* The request *
Determine how many lines of the material hold the string "marker" and reply with only that number.

* Supplied material *
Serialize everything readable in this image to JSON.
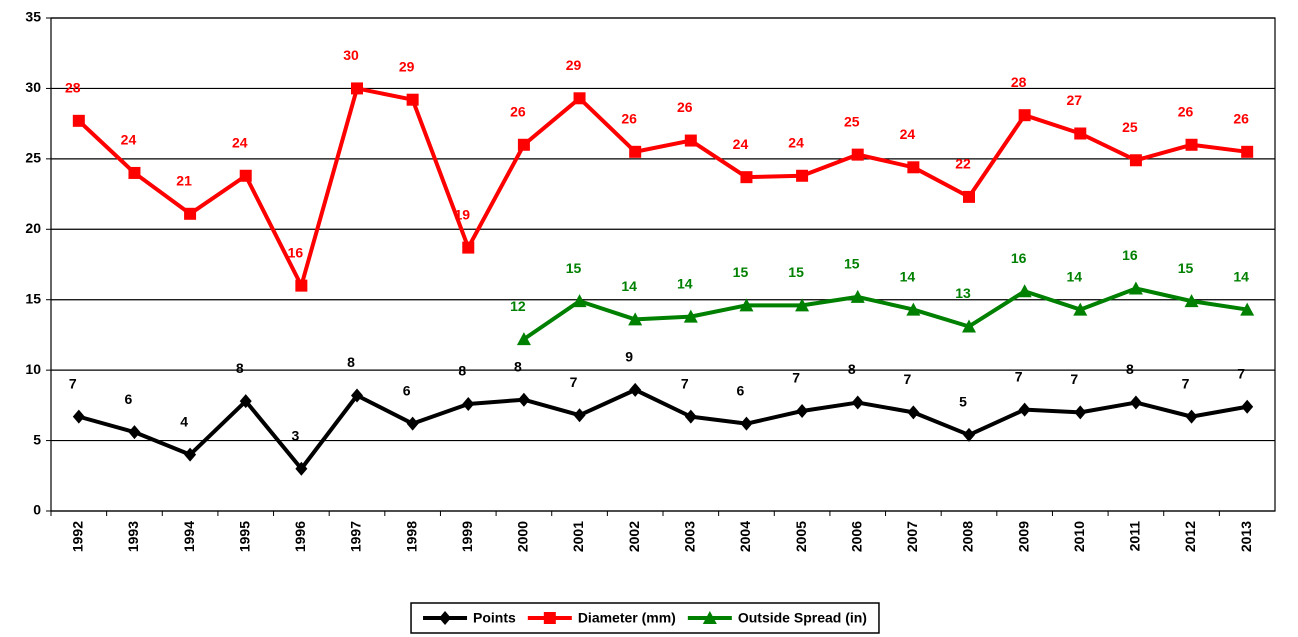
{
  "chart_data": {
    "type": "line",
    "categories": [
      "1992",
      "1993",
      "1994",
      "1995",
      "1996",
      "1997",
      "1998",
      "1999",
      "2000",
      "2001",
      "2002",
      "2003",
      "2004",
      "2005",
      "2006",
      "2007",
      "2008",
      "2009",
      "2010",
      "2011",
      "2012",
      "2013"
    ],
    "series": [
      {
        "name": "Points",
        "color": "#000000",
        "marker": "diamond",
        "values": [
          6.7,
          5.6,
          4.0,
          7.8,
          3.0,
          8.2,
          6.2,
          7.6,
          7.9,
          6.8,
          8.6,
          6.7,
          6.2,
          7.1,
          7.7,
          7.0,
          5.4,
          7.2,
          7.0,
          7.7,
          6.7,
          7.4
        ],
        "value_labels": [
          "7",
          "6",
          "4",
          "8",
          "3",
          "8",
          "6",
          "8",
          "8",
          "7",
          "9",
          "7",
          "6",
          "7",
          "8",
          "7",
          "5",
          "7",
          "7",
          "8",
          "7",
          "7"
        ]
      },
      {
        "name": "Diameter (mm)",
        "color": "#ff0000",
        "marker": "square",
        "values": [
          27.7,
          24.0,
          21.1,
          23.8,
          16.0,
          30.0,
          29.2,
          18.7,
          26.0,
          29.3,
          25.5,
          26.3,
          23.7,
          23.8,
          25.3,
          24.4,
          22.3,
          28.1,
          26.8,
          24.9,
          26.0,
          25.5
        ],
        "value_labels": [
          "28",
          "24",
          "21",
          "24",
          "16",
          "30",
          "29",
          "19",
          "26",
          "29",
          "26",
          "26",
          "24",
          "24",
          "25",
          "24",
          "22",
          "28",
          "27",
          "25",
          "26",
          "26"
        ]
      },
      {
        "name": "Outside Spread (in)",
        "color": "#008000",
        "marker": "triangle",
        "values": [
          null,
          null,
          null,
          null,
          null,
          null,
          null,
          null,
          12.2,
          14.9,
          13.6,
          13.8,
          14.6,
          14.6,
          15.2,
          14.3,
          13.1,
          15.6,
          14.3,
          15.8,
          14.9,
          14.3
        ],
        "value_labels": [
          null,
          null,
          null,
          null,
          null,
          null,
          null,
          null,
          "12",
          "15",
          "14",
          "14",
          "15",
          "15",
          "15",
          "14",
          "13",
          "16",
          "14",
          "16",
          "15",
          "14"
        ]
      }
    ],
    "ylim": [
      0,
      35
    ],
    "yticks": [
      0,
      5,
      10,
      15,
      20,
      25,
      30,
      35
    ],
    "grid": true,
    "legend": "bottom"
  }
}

* Task answer *
3